[Stored entries]
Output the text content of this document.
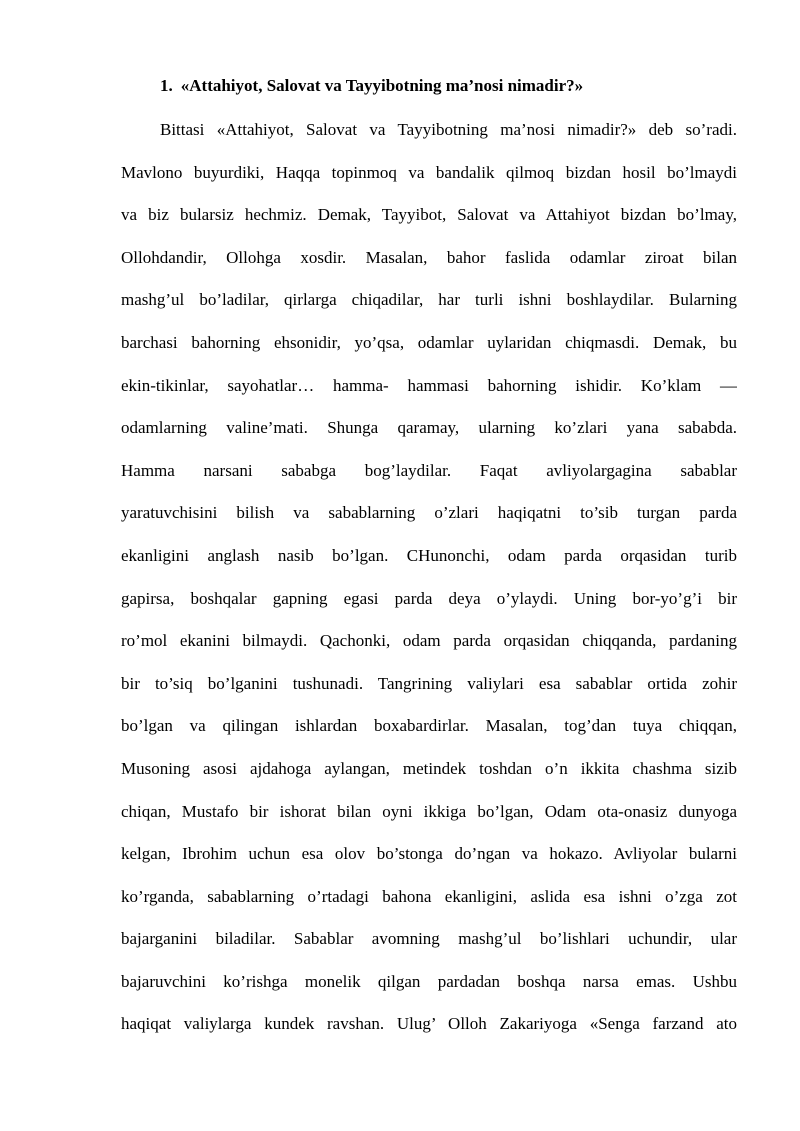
1. «Attahiyot, Salovat va Tayyibotning ma’nosi nimadir?»
Bittasi «Attahiyot, Salovat va Tayyibotning ma’nosi nimadir?» deb so’radi.
Mavlono buyurdiki, Haqqa topinmoq va bandalik qilmoq bizdan hosil bo’lmaydi
va biz bularsiz hechmiz. Demak, Tayyibot, Salovat va Attahiyot bizdan bo’lmay,
Ollohdandir, Ollohga xosdir. Masalan, bahor faslida odamlar ziroat bilan
mashg’ul bo’ladilar, qirlarga chiqadilar, har turli ishni boshlaydilar. Bularning
barchasi bahorning ehsonidir, yo’qsa, odamlar uylaridan chiqmasdi. Demak, bu
ekin-tikinlar, sayohatlar… hamma- hammasi bahorning ishidir. Ko’klam —
odamlarning valine’mati. Shunga qaramay, ularning ko’zlari yana sababda.
Hamma narsani sababga bog’laydilar. Faqat avliyolargagina sabablar
yaratuvchisini bilish va sabablarning o’zlari haqiqatni to’sib turgan parda
ekanligini anglash nasib bo’lgan. CHunonchi, odam parda orqasidan turib
gapirsa, boshqalar gapning egasi parda deya o’ylaydi. Uning bor-yo’g’i bir
ro’mol ekanini bilmaydi. Qachonki, odam parda orqasidan chiqqanda, pardaning
bir to’siq bo’lganini tushunadi. Tangrining valiylari esa sabablar ortida zohir
bo’lgan va qilingan ishlardan boxabardirlar. Masalan, tog’dan tuya chiqqan,
Musoning asosi ajdahoga aylangan, metindek toshdan o’n ikkita chashma sizib
chiqan, Mustafo bir ishorat bilan oyni ikkiga bo’lgan, Odam ota-onasiz dunyoga
kelgan, Ibrohim uchun esa olov bo’stonga do’ngan va hokazo. Avliyolar bularni
ko’rganda, sabablarning o’rtadagi bahona ekanligini, aslida esa ishni o’zga zot
bajarganini biladilar. Sabablar avomning mashg’ul bo’lishlari uchundir, ular
bajaruvchini ko’rishga monelik qilgan pardadan boshqa narsa emas. Ushbu
haqiqat valiylarga kundek ravshan. Ulug’ Olloh Zakariyoga «Senga farzand ato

* [What you should do] Keep every word of the data as it is when you write it out, but drop the pictures.

* [Task output]
Output the text content of this document.
1. «Attahiyot, Salovat va Tayyibotning ma’nosi nimadir?»
Bittasi «Attahiyot, Salovat va Tayyibotning ma’nosi nimadir?» deb so’radi.
Mavlono buyurdiki, Haqqa topinmoq va bandalik qilmoq bizdan hosil bo’lmaydi
va biz bularsiz hechmiz. Demak, Tayyibot, Salovat va Attahiyot bizdan bo’lmay,
Ollohdandir, Ollohga xosdir. Masalan, bahor faslida odamlar ziroat bilan
mashg’ul bo’ladilar, qirlarga chiqadilar, har turli ishni boshlaydilar. Bularning
barchasi bahorning ehsonidir, yo’qsa, odamlar uylaridan chiqmasdi. Demak, bu
ekin-tikinlar, sayohatlar… hamma- hammasi bahorning ishidir. Ko’klam —
odamlarning valine’mati. Shunga qaramay, ularning ko’zlari yana sababda.
Hamma narsani sababga bog’laydilar. Faqat avliyolargagina sabablar
yaratuvchisini bilish va sabablarning o’zlari haqiqatni to’sib turgan parda
ekanligini anglash nasib bo’lgan. CHunonchi, odam parda orqasidan turib
gapirsa, boshqalar gapning egasi parda deya o’ylaydi. Uning bor-yo’g’i bir
ro’mol ekanini bilmaydi. Qachonki, odam parda orqasidan chiqqanda, pardaning
bir to’siq bo’lganini tushunadi. Tangrining valiylari esa sabablar ortida zohir
bo’lgan va qilingan ishlardan boxabardirlar. Masalan, tog’dan tuya chiqqan,
Musoning asosi ajdahoga aylangan, metindek toshdan o’n ikkita chashma sizib
chiqan, Mustafo bir ishorat bilan oyni ikkiga bo’lgan, Odam ota-onasiz dunyoga
kelgan, Ibrohim uchun esa olov bo’stonga do’ngan va hokazo. Avliyolar bularni
ko’rganda, sabablarning o’rtadagi bahona ekanligini, aslida esa ishni o’zga zot
bajarganini biladilar. Sabablar avomning mashg’ul bo’lishlari uchundir, ular
bajaruvchini ko’rishga monelik qilgan pardadan boshqa narsa emas. Ushbu
haqiqat valiylarga kundek ravshan. Ulug’ Olloh Zakariyoga «Senga farzand ato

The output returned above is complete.